WHAT NEEDS TO BE DONE: Copy out all lines of the records in which the word "sauce" appears.

SOURCE RECORDS:
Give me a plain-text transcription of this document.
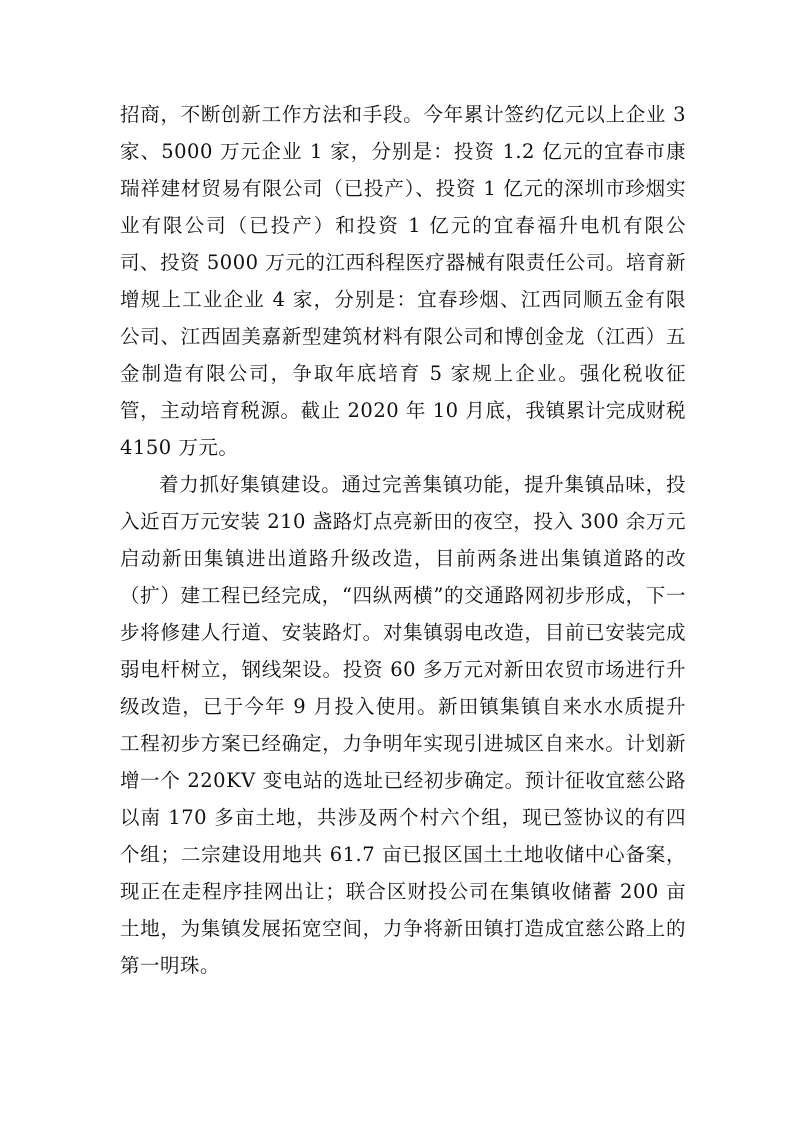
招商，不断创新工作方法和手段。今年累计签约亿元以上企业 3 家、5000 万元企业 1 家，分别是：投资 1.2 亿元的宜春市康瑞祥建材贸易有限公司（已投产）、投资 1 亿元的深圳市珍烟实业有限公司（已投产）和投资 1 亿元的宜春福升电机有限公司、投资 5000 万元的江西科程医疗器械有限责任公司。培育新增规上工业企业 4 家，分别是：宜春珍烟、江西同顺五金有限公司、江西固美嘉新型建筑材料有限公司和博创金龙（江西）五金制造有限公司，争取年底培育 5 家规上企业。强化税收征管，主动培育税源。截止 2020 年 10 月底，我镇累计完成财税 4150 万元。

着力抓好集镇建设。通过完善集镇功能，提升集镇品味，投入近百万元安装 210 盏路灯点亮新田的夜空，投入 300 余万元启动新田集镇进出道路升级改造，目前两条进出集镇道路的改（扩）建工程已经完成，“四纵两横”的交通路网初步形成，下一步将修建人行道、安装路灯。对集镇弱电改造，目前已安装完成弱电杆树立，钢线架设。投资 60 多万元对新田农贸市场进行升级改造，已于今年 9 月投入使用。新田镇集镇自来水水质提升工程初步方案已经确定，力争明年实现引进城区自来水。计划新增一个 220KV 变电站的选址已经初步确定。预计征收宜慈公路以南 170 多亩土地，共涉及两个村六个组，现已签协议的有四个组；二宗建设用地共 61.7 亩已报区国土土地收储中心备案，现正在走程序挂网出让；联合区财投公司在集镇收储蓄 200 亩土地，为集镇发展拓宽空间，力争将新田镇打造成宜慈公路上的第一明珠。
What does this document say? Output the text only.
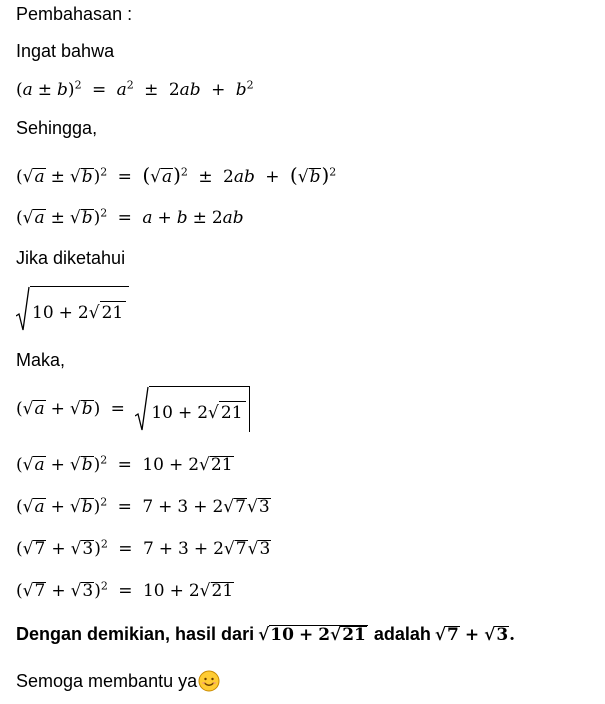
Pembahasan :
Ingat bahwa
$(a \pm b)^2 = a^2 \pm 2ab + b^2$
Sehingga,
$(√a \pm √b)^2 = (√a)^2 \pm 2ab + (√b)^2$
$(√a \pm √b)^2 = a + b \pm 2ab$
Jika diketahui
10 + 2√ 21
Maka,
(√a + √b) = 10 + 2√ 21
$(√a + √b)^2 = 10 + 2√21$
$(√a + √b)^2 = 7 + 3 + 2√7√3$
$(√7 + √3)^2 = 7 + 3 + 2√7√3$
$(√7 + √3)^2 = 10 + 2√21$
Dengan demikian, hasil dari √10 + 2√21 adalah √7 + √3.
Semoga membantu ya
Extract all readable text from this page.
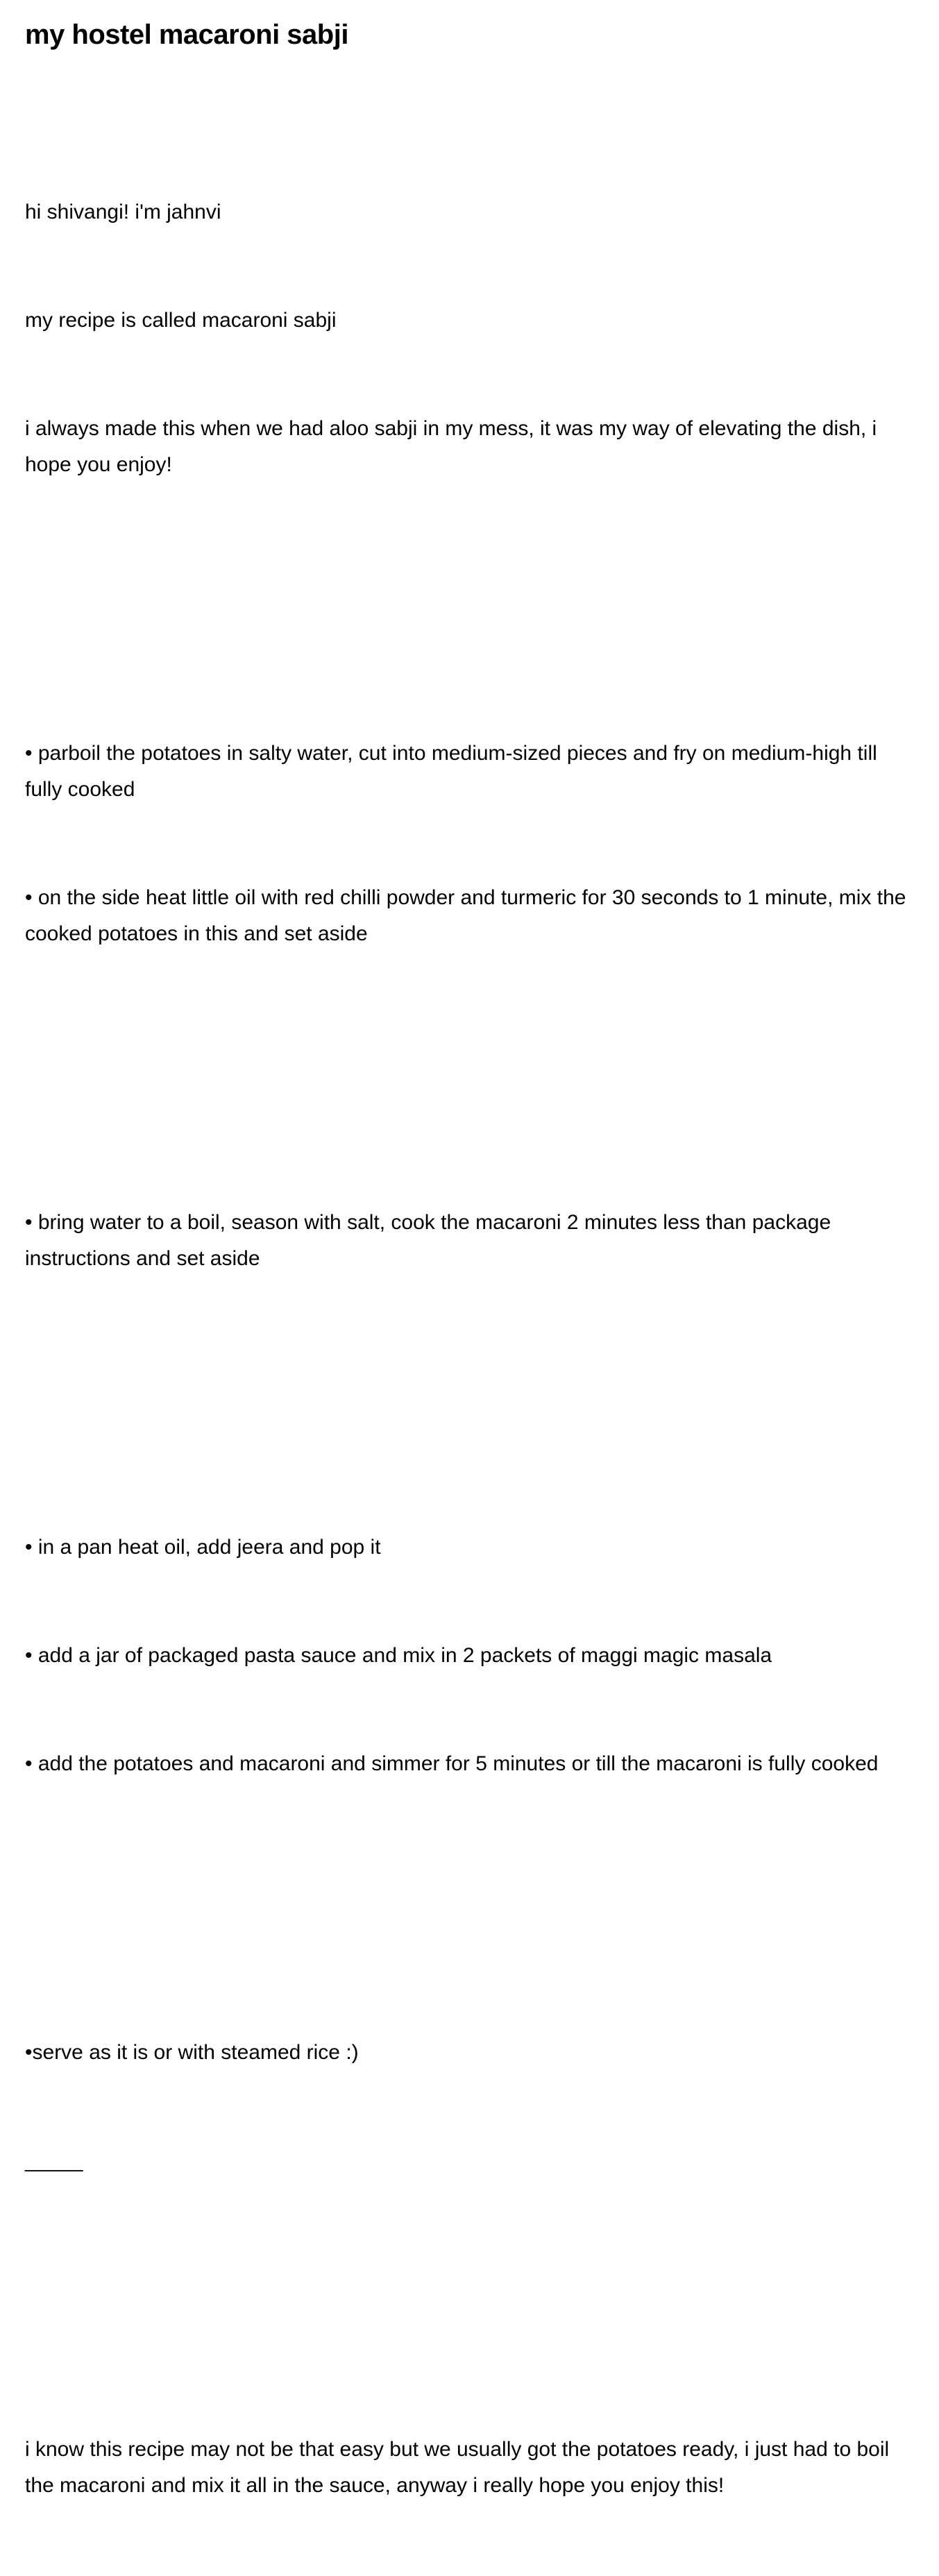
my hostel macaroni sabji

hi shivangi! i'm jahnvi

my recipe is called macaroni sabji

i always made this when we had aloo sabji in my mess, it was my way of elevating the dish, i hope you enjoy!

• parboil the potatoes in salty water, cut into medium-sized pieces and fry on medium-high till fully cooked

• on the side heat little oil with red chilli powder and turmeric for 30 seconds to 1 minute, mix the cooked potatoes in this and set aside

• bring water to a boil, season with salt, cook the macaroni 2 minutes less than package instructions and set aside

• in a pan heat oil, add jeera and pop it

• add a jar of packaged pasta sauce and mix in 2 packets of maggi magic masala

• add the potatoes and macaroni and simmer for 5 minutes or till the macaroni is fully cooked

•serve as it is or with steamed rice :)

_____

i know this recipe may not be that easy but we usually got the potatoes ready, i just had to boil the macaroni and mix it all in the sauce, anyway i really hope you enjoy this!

THE RESPONSE:
• add a jar of packaged pasta sauce and mix in 2 packets of maggi magic masala
i know this recipe may not be that easy but we usually got the potatoes ready, i just had to boil the macaroni and mix it all in the sauce, anyway i really hope you enjoy this!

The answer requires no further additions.